Text segment:
========================================

Gro Schibsted Sandvik has served as principal flute of the Bergen Philharmonic 1967-2004. She held the position from 1964 with Stavanger Symphony orchestra. Since 1967 she is a member of Bergen Woodwind Quintet, one of the worlds leading chamber music groups, performing to great acclaim the world over. The quintet has for 21 years been named Visiting Guest Artists in residence at the University of Minnesota.

She is a soloist and chamber music performer, which includes works written for her, and the Scandinavian premier of John Corigliano's Concerto for Flute, bringing 100 flute-playing children on stage.

She studied with mime and Acting Professor Emeritus Bud Beyer and Marcel Moyse.

==Career==
In 1965 Sandvik began teaching at the Grieg Academy, University of Bergen and from 1999 she holds a professorship in music performance. She was a guest lecturer and flute educator. She was involved in a collaboration on the presentation of Icelandic, Polish and Norwegian composers for young flautists. She taught at the National Flute Association Convention in Albuquerque 2007. She has conducted Master Classes, given concerts and participated in the Pedagogic Panel at Honolulu University, Wichita State University, University of Minnesota, St. Olaf College, University of Wisconsin-Eau Clair, Concordia College, North Park College, Northwestern University, University of Northern Illinois, Ohio University, Peabody Conservatory, Wayne State University, Eastern Iowa Flute Association,  Northern Iowa Flute Association, Upper Midwest Flute Association, University of Belgium, Kuopio Conservatory, Royal Northern College of Music, Costa Rica Music Conservatory, Shepherd School of Music-Rice University, Paderewski Academy (Poznan, Polen), Iceland Academy of the Arts, Norwegian Academy of Music.

========================================

Extracted entries:
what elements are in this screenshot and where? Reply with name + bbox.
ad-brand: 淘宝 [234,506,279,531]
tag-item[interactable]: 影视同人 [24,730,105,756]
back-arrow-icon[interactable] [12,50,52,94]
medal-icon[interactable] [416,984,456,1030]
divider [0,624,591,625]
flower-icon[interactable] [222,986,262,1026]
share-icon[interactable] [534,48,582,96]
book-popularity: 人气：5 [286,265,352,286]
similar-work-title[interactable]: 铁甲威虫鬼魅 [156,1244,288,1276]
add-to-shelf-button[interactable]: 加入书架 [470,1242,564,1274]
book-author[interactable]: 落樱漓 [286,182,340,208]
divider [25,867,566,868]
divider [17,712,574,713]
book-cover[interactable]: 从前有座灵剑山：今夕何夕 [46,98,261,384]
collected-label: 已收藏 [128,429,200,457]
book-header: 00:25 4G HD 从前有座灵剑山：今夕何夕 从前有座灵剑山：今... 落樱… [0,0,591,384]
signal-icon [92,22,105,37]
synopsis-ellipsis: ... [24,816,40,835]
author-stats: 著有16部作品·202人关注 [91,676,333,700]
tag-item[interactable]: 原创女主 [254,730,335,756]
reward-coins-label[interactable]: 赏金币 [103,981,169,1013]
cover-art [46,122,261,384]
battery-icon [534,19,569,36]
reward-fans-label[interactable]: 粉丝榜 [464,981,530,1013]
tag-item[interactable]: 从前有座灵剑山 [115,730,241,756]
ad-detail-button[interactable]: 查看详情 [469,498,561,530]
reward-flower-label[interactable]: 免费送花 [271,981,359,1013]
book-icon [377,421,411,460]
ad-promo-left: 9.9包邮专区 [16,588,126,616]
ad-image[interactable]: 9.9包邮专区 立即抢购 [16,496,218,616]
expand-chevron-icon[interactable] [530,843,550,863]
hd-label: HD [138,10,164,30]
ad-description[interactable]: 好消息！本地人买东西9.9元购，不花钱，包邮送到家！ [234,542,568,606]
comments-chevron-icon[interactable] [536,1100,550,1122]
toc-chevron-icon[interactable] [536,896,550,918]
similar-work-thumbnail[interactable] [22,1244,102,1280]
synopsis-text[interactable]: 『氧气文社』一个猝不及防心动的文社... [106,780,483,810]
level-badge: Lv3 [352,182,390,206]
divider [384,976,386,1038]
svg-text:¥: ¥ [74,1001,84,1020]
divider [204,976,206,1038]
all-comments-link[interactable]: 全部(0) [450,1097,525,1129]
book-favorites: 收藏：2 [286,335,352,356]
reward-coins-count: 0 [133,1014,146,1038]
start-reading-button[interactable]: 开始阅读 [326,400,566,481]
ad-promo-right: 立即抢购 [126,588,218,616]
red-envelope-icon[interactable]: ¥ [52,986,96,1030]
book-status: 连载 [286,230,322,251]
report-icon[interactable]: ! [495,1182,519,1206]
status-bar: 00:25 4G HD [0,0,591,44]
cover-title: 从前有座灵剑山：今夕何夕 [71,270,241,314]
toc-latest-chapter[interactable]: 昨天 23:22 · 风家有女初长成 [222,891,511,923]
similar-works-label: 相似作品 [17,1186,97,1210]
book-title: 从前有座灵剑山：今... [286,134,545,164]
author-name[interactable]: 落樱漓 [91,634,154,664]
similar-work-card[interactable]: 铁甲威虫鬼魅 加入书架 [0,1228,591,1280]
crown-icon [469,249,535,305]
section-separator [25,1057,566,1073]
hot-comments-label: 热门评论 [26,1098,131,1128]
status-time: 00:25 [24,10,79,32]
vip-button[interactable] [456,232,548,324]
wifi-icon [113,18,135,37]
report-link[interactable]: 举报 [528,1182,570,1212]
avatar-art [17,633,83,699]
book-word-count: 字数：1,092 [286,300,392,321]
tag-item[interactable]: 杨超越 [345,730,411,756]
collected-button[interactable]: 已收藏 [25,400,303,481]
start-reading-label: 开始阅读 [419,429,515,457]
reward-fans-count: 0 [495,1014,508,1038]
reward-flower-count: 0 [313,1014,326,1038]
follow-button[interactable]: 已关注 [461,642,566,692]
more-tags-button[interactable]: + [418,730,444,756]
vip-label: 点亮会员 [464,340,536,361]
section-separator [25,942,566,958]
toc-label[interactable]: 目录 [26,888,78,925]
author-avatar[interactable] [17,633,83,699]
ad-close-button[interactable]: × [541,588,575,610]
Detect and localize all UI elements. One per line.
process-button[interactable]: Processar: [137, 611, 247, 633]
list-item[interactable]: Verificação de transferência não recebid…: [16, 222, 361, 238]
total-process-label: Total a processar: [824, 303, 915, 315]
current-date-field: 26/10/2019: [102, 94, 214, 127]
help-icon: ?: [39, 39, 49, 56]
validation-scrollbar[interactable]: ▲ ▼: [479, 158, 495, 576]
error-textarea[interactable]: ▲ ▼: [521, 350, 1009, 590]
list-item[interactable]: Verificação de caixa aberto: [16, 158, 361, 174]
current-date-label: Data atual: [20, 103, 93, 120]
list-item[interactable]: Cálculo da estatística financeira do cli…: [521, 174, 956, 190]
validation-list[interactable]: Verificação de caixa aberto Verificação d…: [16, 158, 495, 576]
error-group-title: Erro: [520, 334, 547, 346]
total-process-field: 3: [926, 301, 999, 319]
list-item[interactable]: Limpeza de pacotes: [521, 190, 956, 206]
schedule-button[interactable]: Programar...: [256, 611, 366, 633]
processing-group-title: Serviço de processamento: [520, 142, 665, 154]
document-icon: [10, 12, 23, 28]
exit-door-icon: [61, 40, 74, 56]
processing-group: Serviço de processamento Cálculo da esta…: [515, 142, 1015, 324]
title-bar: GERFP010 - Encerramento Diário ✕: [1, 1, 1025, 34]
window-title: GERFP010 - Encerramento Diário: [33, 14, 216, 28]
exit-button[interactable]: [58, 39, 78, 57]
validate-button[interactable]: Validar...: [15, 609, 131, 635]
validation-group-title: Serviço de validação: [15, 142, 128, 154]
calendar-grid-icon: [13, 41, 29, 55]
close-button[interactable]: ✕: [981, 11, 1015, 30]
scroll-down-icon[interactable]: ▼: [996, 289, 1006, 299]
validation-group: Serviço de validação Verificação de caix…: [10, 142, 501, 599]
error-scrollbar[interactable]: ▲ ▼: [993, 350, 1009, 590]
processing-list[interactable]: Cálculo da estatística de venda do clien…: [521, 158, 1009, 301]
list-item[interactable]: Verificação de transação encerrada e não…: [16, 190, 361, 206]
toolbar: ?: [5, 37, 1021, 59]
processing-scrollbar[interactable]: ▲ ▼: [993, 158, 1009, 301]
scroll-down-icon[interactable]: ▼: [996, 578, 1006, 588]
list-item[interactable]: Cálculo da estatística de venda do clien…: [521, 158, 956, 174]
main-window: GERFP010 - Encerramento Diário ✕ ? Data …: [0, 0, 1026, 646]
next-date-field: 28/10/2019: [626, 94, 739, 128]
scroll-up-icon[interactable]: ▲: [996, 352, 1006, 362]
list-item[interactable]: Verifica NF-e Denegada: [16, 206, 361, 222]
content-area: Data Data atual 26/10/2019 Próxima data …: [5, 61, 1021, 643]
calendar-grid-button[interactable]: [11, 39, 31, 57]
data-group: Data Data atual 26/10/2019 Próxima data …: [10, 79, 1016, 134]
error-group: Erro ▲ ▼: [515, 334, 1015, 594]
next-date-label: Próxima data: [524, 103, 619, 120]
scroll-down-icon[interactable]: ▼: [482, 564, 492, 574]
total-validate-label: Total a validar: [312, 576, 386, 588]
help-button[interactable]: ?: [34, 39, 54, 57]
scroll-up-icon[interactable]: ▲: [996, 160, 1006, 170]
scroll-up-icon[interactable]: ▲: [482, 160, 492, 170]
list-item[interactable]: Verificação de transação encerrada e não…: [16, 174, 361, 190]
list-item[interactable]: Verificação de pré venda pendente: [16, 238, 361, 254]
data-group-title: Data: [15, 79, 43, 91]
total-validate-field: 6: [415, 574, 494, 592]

========================================

Task set:
• A. Answer the following questions using the text on Gro Schibsted Sandvik:
(i) With which orchestra did she hold a position from 1964?
(ii) How many flute-playing children were brought on stage for the Scandinavian premiere of John Corigliano's Concerto for Flute?
(iii) In which city did she teach at the National Flute Association Convention in 2007?
• B. Name every nationality of composers whose works Sandvik helped present to young flautists, according to the text on Gro Schibsted Sandvik.
• C. From the text on Gro Schibsted Sandvik, write out the part that opens with the words containing "Gro Schibsted Sandvik" and closes with "and Marcel Moyse.", substituting "young players" for "children".

Answers for the exercise:
• A.
(i) Stavanger Symphony orchestra
(ii) 100
(iii) Albuquerque

• B. Icelandic, Polish, Norwegian

• C.
Gro Schibsted Sandvik has served as principal flute of the Bergen Philharmonic 1967-2004. She held the position from 1964 with Stavanger Symphony orchestra. Since 1967 she is a member of Bergen Woodwind Quintet, one of the worlds leading chamber music groups, performing to great acclaim the world over. The quintet has for 21 years been named Visiting Guest Artists in residence at the University of Minnesota.

She is a soloist and chamber music performer, which includes works written for her, and the Scandinavian premier of John Corigliano's Concerto for Flute, bringing 100 flute-playing young players on stage.

She studied with mime and Acting Professor Emeritus Bud Beyer and Marcel Moyse.